> **WHAT YOU SHOULD DO**
Nothing but the lines from the one containing "OCR this image." to the end of the data should be returned, exactly as written; pictures are omitted.
---*---
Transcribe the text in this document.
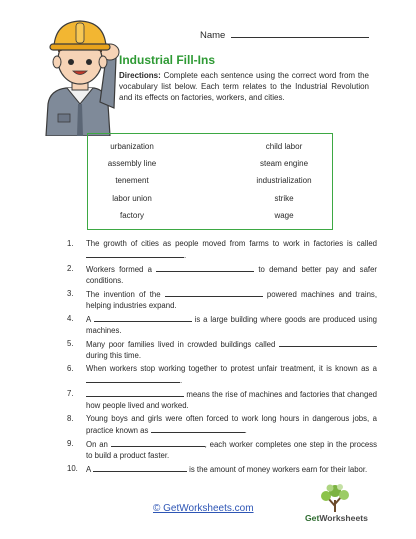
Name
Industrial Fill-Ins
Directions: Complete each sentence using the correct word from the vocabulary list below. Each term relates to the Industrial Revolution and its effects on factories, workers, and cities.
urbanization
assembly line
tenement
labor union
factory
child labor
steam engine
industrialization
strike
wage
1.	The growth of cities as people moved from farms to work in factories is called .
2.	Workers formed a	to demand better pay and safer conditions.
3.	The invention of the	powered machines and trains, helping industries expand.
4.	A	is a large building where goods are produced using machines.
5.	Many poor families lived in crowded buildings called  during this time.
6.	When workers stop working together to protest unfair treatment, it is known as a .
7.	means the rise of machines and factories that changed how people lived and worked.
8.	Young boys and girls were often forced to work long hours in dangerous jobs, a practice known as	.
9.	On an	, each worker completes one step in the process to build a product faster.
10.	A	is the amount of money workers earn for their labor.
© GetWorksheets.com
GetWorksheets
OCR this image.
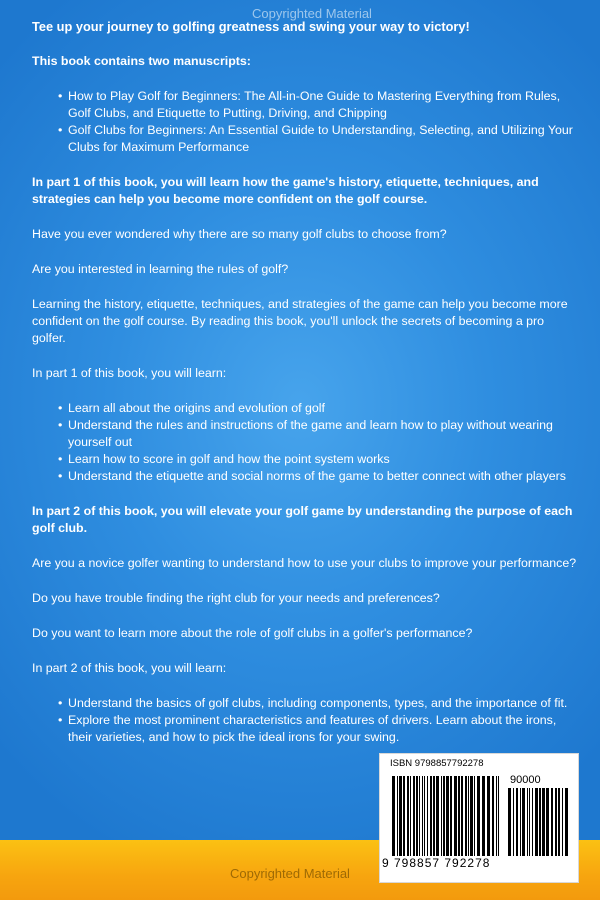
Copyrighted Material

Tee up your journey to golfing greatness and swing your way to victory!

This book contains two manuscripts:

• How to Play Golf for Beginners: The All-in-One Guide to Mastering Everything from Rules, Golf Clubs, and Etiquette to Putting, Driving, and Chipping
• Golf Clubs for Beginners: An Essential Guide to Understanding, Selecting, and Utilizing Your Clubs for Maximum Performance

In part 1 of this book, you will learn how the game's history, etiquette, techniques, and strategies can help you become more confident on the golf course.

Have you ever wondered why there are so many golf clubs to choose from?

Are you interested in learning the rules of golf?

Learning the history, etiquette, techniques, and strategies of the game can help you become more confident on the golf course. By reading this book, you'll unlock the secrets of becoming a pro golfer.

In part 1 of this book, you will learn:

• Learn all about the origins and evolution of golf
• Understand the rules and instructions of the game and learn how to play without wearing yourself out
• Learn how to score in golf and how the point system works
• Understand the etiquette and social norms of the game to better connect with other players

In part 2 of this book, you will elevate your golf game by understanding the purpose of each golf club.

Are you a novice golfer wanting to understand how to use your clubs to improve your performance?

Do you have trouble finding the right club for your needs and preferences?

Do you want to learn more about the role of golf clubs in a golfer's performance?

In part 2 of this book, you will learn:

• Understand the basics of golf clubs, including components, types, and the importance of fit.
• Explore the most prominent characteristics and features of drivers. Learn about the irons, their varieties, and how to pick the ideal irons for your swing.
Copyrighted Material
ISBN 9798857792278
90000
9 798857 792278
---*---
> **RESULT FOR THIS TASK**
OCR this image.
Copyrighted Material

Tee up your journey to golfing greatness and swing your way to victory!

This book contains two manuscripts:

• How to Play Golf for Beginners: The All-in-One Guide to Mastering Everything from Rules, Golf Clubs, and Etiquette to Putting, Driving, and Chipping
• Golf Clubs for Beginners: An Essential Guide to Understanding, Selecting, and Utilizing Your Clubs for Maximum Performance

In part 1 of this book, you will learn how the game's history, etiquette, techniques, and strategies can help you become more confident on the golf course.

Have you ever wondered why there are so many golf clubs to choose from?

Are you interested in learning the rules of golf?

Learning the history, etiquette, techniques, and strategies of the game can help you become more confident on the golf course. By reading this book, you'll unlock the secrets of becoming a pro golfer.

In part 1 of this book, you will learn:

• Learn all about the origins and evolution of golf
• Understand the rules and instructions of the game and learn how to play without wearing yourself out
• Learn how to score in golf and how the point system works
• Understand the etiquette and social norms of the game to better connect with other players

In part 2 of this book, you will elevate your golf game by understanding the purpose of each golf club.

Are you a novice golfer wanting to understand how to use your clubs to improve your performance?

Do you have trouble finding the right club for your needs and preferences?

Do you want to learn more about the role of golf clubs in a golfer's performance?

In part 2 of this book, you will learn:

• Understand the basics of golf clubs, including components, types, and the importance of fit.
• Explore the most prominent characteristics and features of drivers. Learn about the irons, their varieties, and how to pick the ideal irons for your swing.
Copyrighted Material
ISBN 9798857792278
90000
9 798857 792278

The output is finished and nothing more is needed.